TASK DIRECTIONS>
Please output all of the lines below, unchanged.
-- START INFORMATION PROVIDED --
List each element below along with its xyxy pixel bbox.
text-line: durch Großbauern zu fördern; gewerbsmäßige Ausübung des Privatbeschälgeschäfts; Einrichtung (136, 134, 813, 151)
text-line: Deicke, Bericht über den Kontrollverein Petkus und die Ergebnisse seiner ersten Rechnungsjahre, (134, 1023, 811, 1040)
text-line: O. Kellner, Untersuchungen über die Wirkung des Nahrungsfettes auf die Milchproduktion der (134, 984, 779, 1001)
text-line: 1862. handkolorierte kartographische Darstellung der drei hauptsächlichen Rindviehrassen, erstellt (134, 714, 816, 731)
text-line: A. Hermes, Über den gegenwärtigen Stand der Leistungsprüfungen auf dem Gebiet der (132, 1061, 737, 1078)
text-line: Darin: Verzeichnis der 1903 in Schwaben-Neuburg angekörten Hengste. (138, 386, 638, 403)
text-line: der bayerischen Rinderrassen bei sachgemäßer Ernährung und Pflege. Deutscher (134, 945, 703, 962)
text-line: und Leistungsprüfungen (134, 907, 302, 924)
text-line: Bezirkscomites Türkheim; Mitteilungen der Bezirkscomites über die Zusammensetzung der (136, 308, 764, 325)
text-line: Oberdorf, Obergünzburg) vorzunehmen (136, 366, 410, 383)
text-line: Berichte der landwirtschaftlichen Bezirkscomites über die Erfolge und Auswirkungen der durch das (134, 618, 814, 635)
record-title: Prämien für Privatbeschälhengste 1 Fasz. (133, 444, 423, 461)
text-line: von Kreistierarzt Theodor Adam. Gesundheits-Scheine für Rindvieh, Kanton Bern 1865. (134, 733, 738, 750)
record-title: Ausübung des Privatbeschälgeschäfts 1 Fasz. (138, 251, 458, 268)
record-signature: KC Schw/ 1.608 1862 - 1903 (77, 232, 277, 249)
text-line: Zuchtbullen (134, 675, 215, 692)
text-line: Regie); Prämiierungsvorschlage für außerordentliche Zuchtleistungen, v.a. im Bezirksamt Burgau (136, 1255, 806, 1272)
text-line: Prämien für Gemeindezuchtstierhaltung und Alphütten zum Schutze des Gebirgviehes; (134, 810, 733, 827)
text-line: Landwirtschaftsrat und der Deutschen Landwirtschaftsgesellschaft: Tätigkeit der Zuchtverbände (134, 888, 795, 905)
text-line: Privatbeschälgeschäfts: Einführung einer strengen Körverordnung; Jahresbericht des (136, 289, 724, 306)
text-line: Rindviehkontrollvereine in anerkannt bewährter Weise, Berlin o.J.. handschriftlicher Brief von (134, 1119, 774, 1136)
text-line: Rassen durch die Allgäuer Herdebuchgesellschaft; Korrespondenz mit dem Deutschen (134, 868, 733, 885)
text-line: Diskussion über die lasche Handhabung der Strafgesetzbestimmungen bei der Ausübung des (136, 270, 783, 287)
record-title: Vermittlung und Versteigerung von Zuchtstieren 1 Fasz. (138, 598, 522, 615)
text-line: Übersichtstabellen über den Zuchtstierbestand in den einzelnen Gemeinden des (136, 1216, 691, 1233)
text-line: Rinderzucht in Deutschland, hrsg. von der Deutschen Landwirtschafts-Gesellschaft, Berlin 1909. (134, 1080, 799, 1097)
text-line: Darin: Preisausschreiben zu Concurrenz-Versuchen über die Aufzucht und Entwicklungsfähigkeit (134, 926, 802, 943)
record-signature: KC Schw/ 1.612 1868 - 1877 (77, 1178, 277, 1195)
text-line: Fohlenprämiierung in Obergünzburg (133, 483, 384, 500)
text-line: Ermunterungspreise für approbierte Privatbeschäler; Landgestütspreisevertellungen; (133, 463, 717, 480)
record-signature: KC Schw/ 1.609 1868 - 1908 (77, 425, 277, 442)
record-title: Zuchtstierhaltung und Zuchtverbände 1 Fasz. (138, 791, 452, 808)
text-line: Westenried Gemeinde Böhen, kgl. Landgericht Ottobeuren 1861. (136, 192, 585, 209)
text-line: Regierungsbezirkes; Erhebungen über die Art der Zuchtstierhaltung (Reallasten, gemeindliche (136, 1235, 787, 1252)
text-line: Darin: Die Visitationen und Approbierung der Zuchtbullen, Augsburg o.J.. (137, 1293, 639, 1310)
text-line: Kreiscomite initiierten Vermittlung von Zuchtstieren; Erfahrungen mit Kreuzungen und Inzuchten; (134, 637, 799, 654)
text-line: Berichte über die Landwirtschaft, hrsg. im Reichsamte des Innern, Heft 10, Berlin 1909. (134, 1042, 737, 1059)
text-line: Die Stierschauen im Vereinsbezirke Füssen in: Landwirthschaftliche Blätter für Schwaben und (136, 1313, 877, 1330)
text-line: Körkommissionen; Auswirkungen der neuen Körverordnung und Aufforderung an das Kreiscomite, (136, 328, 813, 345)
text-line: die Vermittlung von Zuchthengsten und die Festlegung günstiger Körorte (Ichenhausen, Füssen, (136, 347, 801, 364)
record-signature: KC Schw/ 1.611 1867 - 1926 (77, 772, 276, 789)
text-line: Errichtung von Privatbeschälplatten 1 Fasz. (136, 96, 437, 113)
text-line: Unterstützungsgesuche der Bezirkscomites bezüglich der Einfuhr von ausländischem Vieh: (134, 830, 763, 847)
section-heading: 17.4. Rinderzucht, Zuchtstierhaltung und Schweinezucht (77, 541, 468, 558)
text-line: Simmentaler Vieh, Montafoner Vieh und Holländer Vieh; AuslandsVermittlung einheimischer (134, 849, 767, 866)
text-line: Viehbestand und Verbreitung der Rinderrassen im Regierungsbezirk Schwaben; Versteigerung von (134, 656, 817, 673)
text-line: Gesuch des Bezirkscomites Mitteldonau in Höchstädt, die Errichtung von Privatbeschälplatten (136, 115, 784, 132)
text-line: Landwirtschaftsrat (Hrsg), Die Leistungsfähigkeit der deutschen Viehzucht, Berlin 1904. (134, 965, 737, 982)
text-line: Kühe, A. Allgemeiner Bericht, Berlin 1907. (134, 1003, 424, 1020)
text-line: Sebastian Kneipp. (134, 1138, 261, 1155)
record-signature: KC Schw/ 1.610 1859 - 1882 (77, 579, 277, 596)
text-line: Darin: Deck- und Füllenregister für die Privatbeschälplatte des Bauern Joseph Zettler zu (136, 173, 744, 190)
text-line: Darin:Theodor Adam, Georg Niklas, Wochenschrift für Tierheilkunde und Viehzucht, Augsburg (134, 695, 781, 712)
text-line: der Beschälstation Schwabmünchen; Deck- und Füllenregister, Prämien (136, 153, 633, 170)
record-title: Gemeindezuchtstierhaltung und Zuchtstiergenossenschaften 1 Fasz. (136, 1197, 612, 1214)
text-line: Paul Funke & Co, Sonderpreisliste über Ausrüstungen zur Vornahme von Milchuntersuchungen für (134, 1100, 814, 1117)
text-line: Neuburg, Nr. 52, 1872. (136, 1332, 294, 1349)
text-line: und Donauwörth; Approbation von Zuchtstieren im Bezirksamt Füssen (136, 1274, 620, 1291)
-- END INFORMATION PROVIDED --
SOLUTION BELOW>
List each element below along with its xyxy pixel bbox.
text-line: durch Großbauern zu fördern; gewerbsmäßige Ausübung des Privatbeschälgeschäfts; Einrichtung (136, 134, 813, 151)
text-line: Deicke, Bericht über den Kontrollverein Petkus und die Ergebnisse seiner ersten Rechnungsjahre, (134, 1023, 811, 1040)
text-line: O. Kellner, Untersuchungen über die Wirkung des Nahrungsfettes auf die Milchproduktion der (134, 984, 779, 1001)
text-line: 1862. handkolorierte kartographische Darstellung der drei hauptsächlichen Rindviehrassen, erstellt (134, 714, 816, 731)
text-line: A. Hermes, Über den gegenwärtigen Stand der Leistungsprüfungen auf dem Gebiet der (132, 1061, 737, 1078)
text-line: Darin: Verzeichnis der 1903 in Schwaben-Neuburg angekörten Hengste. (138, 386, 638, 403)
text-line: der bayerischen Rinderrassen bei sachgemäßer Ernährung und Pflege. Deutscher (134, 945, 703, 962)
text-line: und Leistungsprüfungen (134, 907, 302, 924)
text-line: Bezirkscomites Türkheim; Mitteilungen der Bezirkscomites über die Zusammensetzung der (136, 308, 764, 325)
text-line: Oberdorf, Obergünzburg) vorzunehmen (136, 366, 410, 383)
text-line: Berichte der landwirtschaftlichen Bezirkscomites über die Erfolge und Auswirkungen der durch das (134, 618, 814, 635)
record-title: Prämien für Privatbeschälhengste 1 Fasz. (133, 444, 423, 461)
text-line: von Kreistierarzt Theodor Adam. Gesundheits-Scheine für Rindvieh, Kanton Bern 1865. (134, 733, 738, 750)
record-title: Ausübung des Privatbeschälgeschäfts 1 Fasz. (138, 251, 458, 268)
record-signature: KC Schw/ 1.608 1862 - 1903 (77, 232, 277, 249)
text-line: Zuchtbullen (134, 675, 215, 692)
text-line: Regie); Prämiierungsvorschlage für außerordentliche Zuchtleistungen, v.a. im Bezirksamt Burgau (136, 1255, 806, 1272)
text-line: Prämien für Gemeindezuchtstierhaltung und Alphütten zum Schutze des Gebirgviehes; (134, 810, 733, 827)
text-line: Landwirtschaftsrat und der Deutschen Landwirtschaftsgesellschaft: Tätigkeit der Zuchtverbände (134, 888, 795, 905)
text-line: Privatbeschälgeschäfts: Einführung einer strengen Körverordnung; Jahresbericht des (136, 289, 724, 306)
text-line: Rindviehkontrollvereine in anerkannt bewährter Weise, Berlin o.J.. handschriftlicher Brief von (134, 1119, 774, 1136)
text-line: Rassen durch die Allgäuer Herdebuchgesellschaft; Korrespondenz mit dem Deutschen (134, 868, 733, 885)
text-line: Diskussion über die lasche Handhabung der Strafgesetzbestimmungen bei der Ausübung des (136, 270, 783, 287)
record-title: Vermittlung und Versteigerung von Zuchtstieren 1 Fasz. (138, 598, 522, 615)
text-line: Übersichtstabellen über den Zuchtstierbestand in den einzelnen Gemeinden des (136, 1216, 691, 1233)
text-line: Rinderzucht in Deutschland, hrsg. von der Deutschen Landwirtschafts-Gesellschaft, Berlin 1909. (134, 1080, 799, 1097)
text-line: Darin: Preisausschreiben zu Concurrenz-Versuchen über die Aufzucht und Entwicklungsfähigkeit (134, 926, 802, 943)
record-signature: KC Schw/ 1.612 1868 - 1877 (77, 1178, 277, 1195)
text-line: Fohlenprämiierung in Obergünzburg (133, 483, 384, 500)
text-line: Ermunterungspreise für approbierte Privatbeschäler; Landgestütspreisevertellungen; (133, 463, 717, 480)
record-signature: KC Schw/ 1.609 1868 - 1908 (77, 425, 277, 442)
record-title: Zuchtstierhaltung und Zuchtverbände 1 Fasz. (138, 791, 452, 808)
text-line: Westenried Gemeinde Böhen, kgl. Landgericht Ottobeuren 1861. (136, 192, 585, 209)
text-line: Regierungsbezirkes; Erhebungen über die Art der Zuchtstierhaltung (Reallasten, gemeindliche (136, 1235, 787, 1252)
text-line: Darin: Die Visitationen und Approbierung der Zuchtbullen, Augsburg o.J.. (137, 1293, 639, 1310)
text-line: Kreiscomite initiierten Vermittlung von Zuchtstieren; Erfahrungen mit Kreuzungen und Inzuchten; (134, 637, 799, 654)
text-line: Berichte über die Landwirtschaft, hrsg. im Reichsamte des Innern, Heft 10, Berlin 1909. (134, 1042, 737, 1059)
text-line: Die Stierschauen im Vereinsbezirke Füssen in: Landwirthschaftliche Blätter für Schwaben und (136, 1313, 877, 1330)
text-line: Körkommissionen; Auswirkungen der neuen Körverordnung und Aufforderung an das Kreiscomite, (136, 328, 813, 345)
text-line: die Vermittlung von Zuchthengsten und die Festlegung günstiger Körorte (Ichenhausen, Füssen, (136, 347, 801, 364)
record-signature: KC Schw/ 1.611 1867 - 1926 (77, 772, 276, 789)
text-line: Errichtung von Privatbeschälplatten 1 Fasz. (136, 96, 437, 113)
text-line: Unterstützungsgesuche der Bezirkscomites bezüglich der Einfuhr von ausländischem Vieh: (134, 830, 763, 847)
section-heading: 17.4. Rinderzucht, Zuchtstierhaltung und Schweinezucht (77, 541, 468, 558)
text-line: Simmentaler Vieh, Montafoner Vieh und Holländer Vieh; AuslandsVermittlung einheimischer (134, 849, 767, 866)
text-line: Viehbestand und Verbreitung der Rinderrassen im Regierungsbezirk Schwaben; Versteigerung von (134, 656, 817, 673)
text-line: Gesuch des Bezirkscomites Mitteldonau in Höchstädt, die Errichtung von Privatbeschälplatten (136, 115, 784, 132)
text-line: Landwirtschaftsrat (Hrsg), Die Leistungsfähigkeit der deutschen Viehzucht, Berlin 1904. (134, 965, 737, 982)
text-line: Kühe, A. Allgemeiner Bericht, Berlin 1907. (134, 1003, 424, 1020)
text-line: Sebastian Kneipp. (134, 1138, 261, 1155)
record-signature: KC Schw/ 1.610 1859 - 1882 (77, 579, 277, 596)
text-line: Darin: Deck- und Füllenregister für die Privatbeschälplatte des Bauern Joseph Zettler zu (136, 173, 744, 190)
text-line: Darin:Theodor Adam, Georg Niklas, Wochenschrift für Tierheilkunde und Viehzucht, Augsburg (134, 695, 781, 712)
text-line: der Beschälstation Schwabmünchen; Deck- und Füllenregister, Prämien (136, 153, 633, 170)
record-title: Gemeindezuchtstierhaltung und Zuchtstiergenossenschaften 1 Fasz. (136, 1197, 612, 1214)
text-line: Paul Funke & Co, Sonderpreisliste über Ausrüstungen zur Vornahme von Milchuntersuchungen für (134, 1100, 814, 1117)
text-line: Neuburg, Nr. 52, 1872. (136, 1332, 294, 1349)
text-line: und Donauwörth; Approbation von Zuchtstieren im Bezirksamt Füssen (136, 1274, 620, 1291)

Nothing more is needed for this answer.